Instructions for the task>
Type out the records that follow, exactly as given.

Supplied information>
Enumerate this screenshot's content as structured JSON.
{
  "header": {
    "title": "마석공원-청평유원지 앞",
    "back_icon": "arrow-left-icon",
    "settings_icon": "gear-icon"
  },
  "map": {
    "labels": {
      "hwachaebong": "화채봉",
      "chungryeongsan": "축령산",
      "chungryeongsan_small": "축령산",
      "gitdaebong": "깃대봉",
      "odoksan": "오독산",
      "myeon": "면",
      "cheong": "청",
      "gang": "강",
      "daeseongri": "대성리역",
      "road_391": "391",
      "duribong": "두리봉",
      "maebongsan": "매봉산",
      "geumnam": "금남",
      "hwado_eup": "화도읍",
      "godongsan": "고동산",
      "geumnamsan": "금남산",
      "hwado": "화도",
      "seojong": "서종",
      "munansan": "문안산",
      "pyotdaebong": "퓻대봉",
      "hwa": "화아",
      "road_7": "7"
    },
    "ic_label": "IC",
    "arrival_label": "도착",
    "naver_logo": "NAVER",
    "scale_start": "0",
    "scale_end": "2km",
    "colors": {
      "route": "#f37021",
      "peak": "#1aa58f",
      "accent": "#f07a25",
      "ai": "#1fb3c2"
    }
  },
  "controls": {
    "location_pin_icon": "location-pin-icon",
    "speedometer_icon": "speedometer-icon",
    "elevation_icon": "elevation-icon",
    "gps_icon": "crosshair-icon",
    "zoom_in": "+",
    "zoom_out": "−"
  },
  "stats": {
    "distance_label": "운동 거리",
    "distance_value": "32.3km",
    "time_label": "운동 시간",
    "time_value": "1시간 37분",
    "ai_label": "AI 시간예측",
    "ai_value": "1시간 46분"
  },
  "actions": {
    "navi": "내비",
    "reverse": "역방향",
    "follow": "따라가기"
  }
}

Task answer>
Enumerate this screenshot's content as structured JSON.
{
  "header": {
    "title": "마석공원-청평유원지 앞",
    "back_icon": "arrow-left-icon",
    "settings_icon": "gear-icon"
  },
  "map": {
    "labels": {
      "hwachaebong": "화채봉",
      "chungryeongsan": "축령산",
      "chungryeongsan_small": "축령산",
      "gitdaebong": "깃대봉",
      "odoksan": "오독산",
      "myeon": "면",
      "cheong": "청",
      "gang": "강",
      "daeseongri": "대성리역",
      "road_391": "391",
      "duribong": "두리봉",
      "maebongsan": "매봉산",
      "geumnam": "금남",
      "hwado_eup": "화도읍",
      "godongsan": "고동산",
      "geumnamsan": "금남산",
      "hwado": "화도",
      "seojong": "서종",
      "munansan": "문안산",
      "pyotdaebong": "퓻대봉",
      "hwa": "화아",
      "road_7": "7"
    },
    "ic_label": "IC",
    "arrival_label": "도착",
    "naver_logo": "NAVER",
    "scale_start": "0",
    "scale_end": "2km",
    "colors": {
      "route": "#f37021",
      "peak": "#1aa58f",
      "accent": "#f07a25",
      "ai": "#1fb3c2"
    }
  },
  "controls": {
    "location_pin_icon": "location-pin-icon",
    "speedometer_icon": "speedometer-icon",
    "elevation_icon": "elevation-icon",
    "gps_icon": "crosshair-icon",
    "zoom_in": "+",
    "zoom_out": "−"
  },
  "stats": {
    "distance_label": "운동 거리",
    "distance_value": "32.3km",
    "time_label": "운동 시간",
    "time_value": "1시간 37분",
    "ai_label": "AI 시간예측",
    "ai_value": "1시간 46분"
  },
  "actions": {
    "navi": "내비",
    "reverse": "역방향",
    "follow": "따라가기"
  }
}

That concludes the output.